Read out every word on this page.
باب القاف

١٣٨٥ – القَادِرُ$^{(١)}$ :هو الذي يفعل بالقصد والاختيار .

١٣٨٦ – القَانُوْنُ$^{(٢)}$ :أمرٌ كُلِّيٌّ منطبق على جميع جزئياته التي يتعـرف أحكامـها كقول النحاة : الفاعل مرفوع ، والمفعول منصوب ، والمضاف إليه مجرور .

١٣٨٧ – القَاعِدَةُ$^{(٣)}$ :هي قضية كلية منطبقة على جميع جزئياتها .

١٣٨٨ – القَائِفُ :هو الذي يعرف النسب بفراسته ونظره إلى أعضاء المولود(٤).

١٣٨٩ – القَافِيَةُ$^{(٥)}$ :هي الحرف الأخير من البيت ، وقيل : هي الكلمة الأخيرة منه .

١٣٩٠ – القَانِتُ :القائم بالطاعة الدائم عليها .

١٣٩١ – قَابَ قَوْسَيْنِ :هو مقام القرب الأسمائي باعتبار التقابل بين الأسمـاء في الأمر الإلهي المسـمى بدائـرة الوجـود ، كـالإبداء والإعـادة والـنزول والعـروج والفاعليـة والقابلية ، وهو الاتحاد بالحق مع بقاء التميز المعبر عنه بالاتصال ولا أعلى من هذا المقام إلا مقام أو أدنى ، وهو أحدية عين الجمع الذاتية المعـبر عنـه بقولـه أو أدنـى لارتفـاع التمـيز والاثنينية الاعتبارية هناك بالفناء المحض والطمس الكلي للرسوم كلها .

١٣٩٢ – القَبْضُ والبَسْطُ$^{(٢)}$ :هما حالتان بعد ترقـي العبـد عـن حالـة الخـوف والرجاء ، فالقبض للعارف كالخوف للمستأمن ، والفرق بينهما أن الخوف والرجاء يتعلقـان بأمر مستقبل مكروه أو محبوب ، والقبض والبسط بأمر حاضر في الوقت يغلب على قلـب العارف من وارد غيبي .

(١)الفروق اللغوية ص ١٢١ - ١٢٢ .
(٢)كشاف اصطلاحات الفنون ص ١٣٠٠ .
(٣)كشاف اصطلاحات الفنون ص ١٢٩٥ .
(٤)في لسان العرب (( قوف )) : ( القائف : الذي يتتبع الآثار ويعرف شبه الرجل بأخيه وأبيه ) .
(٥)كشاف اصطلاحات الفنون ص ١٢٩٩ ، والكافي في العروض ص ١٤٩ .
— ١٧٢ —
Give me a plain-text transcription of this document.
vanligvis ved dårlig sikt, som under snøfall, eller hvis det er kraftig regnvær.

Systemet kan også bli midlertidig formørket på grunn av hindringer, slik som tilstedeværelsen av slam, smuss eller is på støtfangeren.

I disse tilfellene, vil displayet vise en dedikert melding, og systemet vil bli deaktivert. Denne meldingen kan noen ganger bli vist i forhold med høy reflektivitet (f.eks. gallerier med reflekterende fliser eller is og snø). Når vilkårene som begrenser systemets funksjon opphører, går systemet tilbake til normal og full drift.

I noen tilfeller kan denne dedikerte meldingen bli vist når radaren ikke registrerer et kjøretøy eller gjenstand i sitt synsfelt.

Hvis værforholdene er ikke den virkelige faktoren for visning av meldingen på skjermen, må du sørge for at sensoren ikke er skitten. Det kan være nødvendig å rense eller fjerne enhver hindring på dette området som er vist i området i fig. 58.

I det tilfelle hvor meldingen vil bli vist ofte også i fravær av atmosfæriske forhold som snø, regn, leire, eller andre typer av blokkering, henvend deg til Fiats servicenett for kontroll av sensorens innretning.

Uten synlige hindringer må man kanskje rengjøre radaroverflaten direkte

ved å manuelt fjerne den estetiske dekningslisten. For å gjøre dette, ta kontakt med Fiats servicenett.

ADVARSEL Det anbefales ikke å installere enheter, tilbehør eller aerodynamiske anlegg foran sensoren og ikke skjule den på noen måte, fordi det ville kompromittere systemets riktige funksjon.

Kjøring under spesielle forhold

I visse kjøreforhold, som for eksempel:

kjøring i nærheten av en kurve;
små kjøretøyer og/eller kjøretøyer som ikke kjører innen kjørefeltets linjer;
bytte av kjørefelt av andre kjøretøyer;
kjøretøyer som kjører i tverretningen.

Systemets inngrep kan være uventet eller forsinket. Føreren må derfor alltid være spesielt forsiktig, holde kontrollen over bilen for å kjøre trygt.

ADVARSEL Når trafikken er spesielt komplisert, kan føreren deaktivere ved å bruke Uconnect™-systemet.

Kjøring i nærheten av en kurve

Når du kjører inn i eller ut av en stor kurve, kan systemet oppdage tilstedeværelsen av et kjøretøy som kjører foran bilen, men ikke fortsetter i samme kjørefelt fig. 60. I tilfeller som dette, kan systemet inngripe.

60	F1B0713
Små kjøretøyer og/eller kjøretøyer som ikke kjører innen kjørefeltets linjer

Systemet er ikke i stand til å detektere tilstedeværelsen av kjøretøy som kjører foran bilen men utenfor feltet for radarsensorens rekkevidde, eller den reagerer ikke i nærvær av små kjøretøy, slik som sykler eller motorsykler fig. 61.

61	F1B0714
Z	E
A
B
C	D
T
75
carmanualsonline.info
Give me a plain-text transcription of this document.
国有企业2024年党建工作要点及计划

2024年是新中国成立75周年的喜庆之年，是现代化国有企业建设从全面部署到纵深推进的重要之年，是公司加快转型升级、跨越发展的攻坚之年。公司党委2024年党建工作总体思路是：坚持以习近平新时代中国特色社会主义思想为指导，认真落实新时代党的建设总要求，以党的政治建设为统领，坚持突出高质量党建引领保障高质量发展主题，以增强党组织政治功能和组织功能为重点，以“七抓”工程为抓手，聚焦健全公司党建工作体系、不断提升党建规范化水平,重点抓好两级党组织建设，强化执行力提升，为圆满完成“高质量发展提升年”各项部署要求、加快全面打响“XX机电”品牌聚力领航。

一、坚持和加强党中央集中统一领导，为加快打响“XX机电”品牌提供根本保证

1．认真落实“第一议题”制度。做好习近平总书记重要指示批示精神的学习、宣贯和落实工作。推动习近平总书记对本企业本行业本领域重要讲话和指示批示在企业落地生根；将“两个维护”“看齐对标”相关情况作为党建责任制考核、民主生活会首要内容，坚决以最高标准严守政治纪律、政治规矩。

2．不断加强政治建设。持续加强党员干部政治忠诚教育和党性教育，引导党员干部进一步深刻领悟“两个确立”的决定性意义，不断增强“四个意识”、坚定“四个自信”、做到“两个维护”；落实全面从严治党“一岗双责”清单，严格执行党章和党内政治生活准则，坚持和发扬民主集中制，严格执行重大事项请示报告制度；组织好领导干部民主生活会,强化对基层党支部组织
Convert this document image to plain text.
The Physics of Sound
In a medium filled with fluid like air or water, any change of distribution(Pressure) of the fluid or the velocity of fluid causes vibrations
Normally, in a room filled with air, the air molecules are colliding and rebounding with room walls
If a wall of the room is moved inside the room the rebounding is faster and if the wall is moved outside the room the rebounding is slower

※

Go through the material above and copy each line that has the word "with".

In a medium filled with fluid like air or water, any change of distribution(Pressure) of the fluid or the velocity of fluid causes vibrations
Normally, in a room filled with air, the air molecules are colliding and rebounding with room walls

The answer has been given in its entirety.